▶ **SET TASK**: Exclude the pictures, then repeat the remaining data exactly.

** Start EXERCISE INPUTS **

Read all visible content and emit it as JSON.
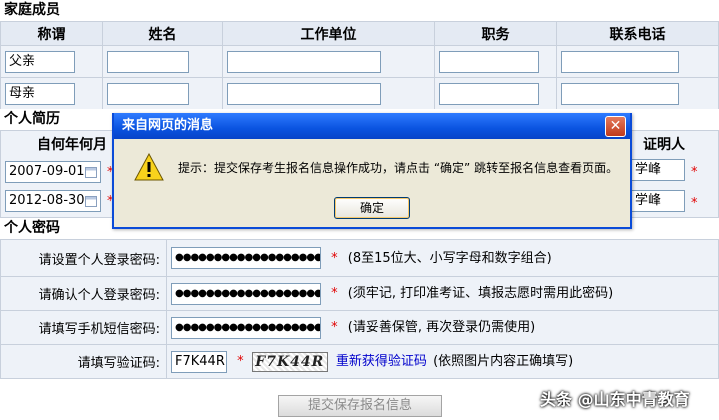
{
  "family": {
    "title": "家庭成员",
    "headers": [
      "称谓",
      "姓名",
      "工作单位",
      "职务",
      "联系电话"
    ],
    "rows": [
      {
        "relation": "父亲",
        "name": "",
        "work": "",
        "position": "",
        "phone": ""
      },
      {
        "relation": "母亲",
        "name": "",
        "work": "",
        "position": "",
        "phone": ""
      }
    ]
  },
  "resume": {
    "title": "个人简历",
    "header_from": "自何年何月",
    "header_witness": "证明人",
    "rows": [
      {
        "date": "2007-09-01",
        "witness": "学峰"
      },
      {
        "date": "2012-08-30",
        "witness": "学峰"
      }
    ]
  },
  "password": {
    "title": "个人密码",
    "rows": [
      {
        "label": "请设置个人登录密码:",
        "value": "●●●●●●●●●●●●●●●●●●●●",
        "hint": "(8至15位大、小写字母和数字组合)"
      },
      {
        "label": "请确认个人登录密码:",
        "value": "●●●●●●●●●●●●●●●●●●●●",
        "hint": "(须牢记, 打印准考证、填报志愿时需用此密码)"
      },
      {
        "label": "请填写手机短信密码:",
        "value": "●●●●●●●●●●●●●●●●●●●●",
        "hint": "(请妥善保管, 再次登录仍需使用)"
      }
    ],
    "captcha": {
      "label": "请填写验证码:",
      "value": "F7K44R",
      "image_text": "F7K44R",
      "refresh_link": "重新获得验证码",
      "hint": "(依照图片内容正确填写)"
    },
    "required_mark": "*"
  },
  "submit_label": "提交保存报名信息",
  "dialog": {
    "title": "来自网页的消息",
    "message": "提示：提交保存考生报名信息操作成功，请点击 “确定” 跳转至报名信息查看页面。",
    "ok_label": "确定",
    "close_glyph": "✕"
  },
  "watermark": "头条 @山东中青教育"
}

** End EXERCISE INPUTS **

▶ **EXPECTED ANSWER**:
Read all visible content and emit it as JSON.
{
  "family": {
    "title": "家庭成员",
    "headers": [
      "称谓",
      "姓名",
      "工作单位",
      "职务",
      "联系电话"
    ],
    "rows": [
      {
        "relation": "父亲",
        "name": "",
        "work": "",
        "position": "",
        "phone": ""
      },
      {
        "relation": "母亲",
        "name": "",
        "work": "",
        "position": "",
        "phone": ""
      }
    ]
  },
  "resume": {
    "title": "个人简历",
    "header_from": "自何年何月",
    "header_witness": "证明人",
    "rows": [
      {
        "date": "2007-09-01",
        "witness": "学峰"
      },
      {
        "date": "2012-08-30",
        "witness": "学峰"
      }
    ]
  },
  "password": {
    "title": "个人密码",
    "rows": [
      {
        "label": "请设置个人登录密码:",
        "value": "●●●●●●●●●●●●●●●●●●●●",
        "hint": "(8至15位大、小写字母和数字组合)"
      },
      {
        "label": "请确认个人登录密码:",
        "value": "●●●●●●●●●●●●●●●●●●●●",
        "hint": "(须牢记, 打印准考证、填报志愿时需用此密码)"
      },
      {
        "label": "请填写手机短信密码:",
        "value": "●●●●●●●●●●●●●●●●●●●●",
        "hint": "(请妥善保管, 再次登录仍需使用)"
      }
    ],
    "captcha": {
      "label": "请填写验证码:",
      "value": "F7K44R",
      "image_text": "F7K44R",
      "refresh_link": "重新获得验证码",
      "hint": "(依照图片内容正确填写)"
    },
    "required_mark": "*"
  },
  "submit_label": "提交保存报名信息",
  "dialog": {
    "title": "来自网页的消息",
    "message": "提示：提交保存考生报名信息操作成功，请点击 “确定” 跳转至报名信息查看页面。",
    "ok_label": "确定",
    "close_glyph": "✕"
  },
  "watermark": "头条 @山东中青教育"
}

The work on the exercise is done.